-- Begin DATA PROVIDED --
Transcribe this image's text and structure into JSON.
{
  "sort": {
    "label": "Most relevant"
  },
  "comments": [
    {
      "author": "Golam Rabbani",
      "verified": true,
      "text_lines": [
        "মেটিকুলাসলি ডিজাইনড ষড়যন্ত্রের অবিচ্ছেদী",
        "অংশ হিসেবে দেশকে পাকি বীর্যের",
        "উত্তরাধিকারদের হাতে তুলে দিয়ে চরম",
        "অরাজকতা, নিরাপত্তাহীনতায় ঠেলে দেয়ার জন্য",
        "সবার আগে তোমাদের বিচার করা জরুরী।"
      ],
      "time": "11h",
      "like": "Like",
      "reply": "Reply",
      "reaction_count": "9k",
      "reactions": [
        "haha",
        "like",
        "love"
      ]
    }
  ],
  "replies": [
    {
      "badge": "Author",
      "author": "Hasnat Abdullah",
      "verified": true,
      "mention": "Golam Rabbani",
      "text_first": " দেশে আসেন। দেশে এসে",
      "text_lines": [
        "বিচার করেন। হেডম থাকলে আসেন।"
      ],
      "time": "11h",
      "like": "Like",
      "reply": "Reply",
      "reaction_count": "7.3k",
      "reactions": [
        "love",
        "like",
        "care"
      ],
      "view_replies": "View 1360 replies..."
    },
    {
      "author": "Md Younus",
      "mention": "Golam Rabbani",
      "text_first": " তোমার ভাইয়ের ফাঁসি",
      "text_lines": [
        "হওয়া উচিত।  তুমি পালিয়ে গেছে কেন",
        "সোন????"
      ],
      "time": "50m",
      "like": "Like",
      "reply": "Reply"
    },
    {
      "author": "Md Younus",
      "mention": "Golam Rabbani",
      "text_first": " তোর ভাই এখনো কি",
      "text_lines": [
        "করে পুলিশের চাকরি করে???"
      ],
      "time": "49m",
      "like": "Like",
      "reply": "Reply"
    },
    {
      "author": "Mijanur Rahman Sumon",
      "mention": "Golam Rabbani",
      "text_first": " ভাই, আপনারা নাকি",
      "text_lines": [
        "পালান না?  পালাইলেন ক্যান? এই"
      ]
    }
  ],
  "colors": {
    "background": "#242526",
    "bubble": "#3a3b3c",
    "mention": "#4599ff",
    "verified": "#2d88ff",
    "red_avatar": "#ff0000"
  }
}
-- End DATA PROVIDED --
Reproduce the listing shown above in its entirety, exactly.

> EXERCISE OUTPUT
Transcribe this image's text and structure into JSON.
{
  "sort": {
    "label": "Most relevant"
  },
  "comments": [
    {
      "author": "Golam Rabbani",
      "verified": true,
      "text_lines": [
        "মেটিকুলাসলি ডিজাইনড ষড়যন্ত্রের অবিচ্ছেদী",
        "অংশ হিসেবে দেশকে পাকি বীর্যের",
        "উত্তরাধিকারদের হাতে তুলে দিয়ে চরম",
        "অরাজকতা, নিরাপত্তাহীনতায় ঠেলে দেয়ার জন্য",
        "সবার আগে তোমাদের বিচার করা জরুরী।"
      ],
      "time": "11h",
      "like": "Like",
      "reply": "Reply",
      "reaction_count": "9k",
      "reactions": [
        "haha",
        "like",
        "love"
      ]
    }
  ],
  "replies": [
    {
      "badge": "Author",
      "author": "Hasnat Abdullah",
      "verified": true,
      "mention": "Golam Rabbani",
      "text_first": " দেশে আসেন। দেশে এসে",
      "text_lines": [
        "বিচার করেন। হেডম থাকলে আসেন।"
      ],
      "time": "11h",
      "like": "Like",
      "reply": "Reply",
      "reaction_count": "7.3k",
      "reactions": [
        "love",
        "like",
        "care"
      ],
      "view_replies": "View 1360 replies..."
    },
    {
      "author": "Md Younus",
      "mention": "Golam Rabbani",
      "text_first": " তোমার ভাইয়ের ফাঁসি",
      "text_lines": [
        "হওয়া উচিত।  তুমি পালিয়ে গেছে কেন",
        "সোন????"
      ],
      "time": "50m",
      "like": "Like",
      "reply": "Reply"
    },
    {
      "author": "Md Younus",
      "mention": "Golam Rabbani",
      "text_first": " তোর ভাই এখনো কি",
      "text_lines": [
        "করে পুলিশের চাকরি করে???"
      ],
      "time": "49m",
      "like": "Like",
      "reply": "Reply"
    },
    {
      "author": "Mijanur Rahman Sumon",
      "mention": "Golam Rabbani",
      "text_first": " ভাই, আপনারা নাকি",
      "text_lines": [
        "পালান না?  পালাইলেন ক্যান? এই"
      ]
    }
  ],
  "colors": {
    "background": "#242526",
    "bubble": "#3a3b3c",
    "mention": "#4599ff",
    "verified": "#2d88ff",
    "red_avatar": "#ff0000"
  }
}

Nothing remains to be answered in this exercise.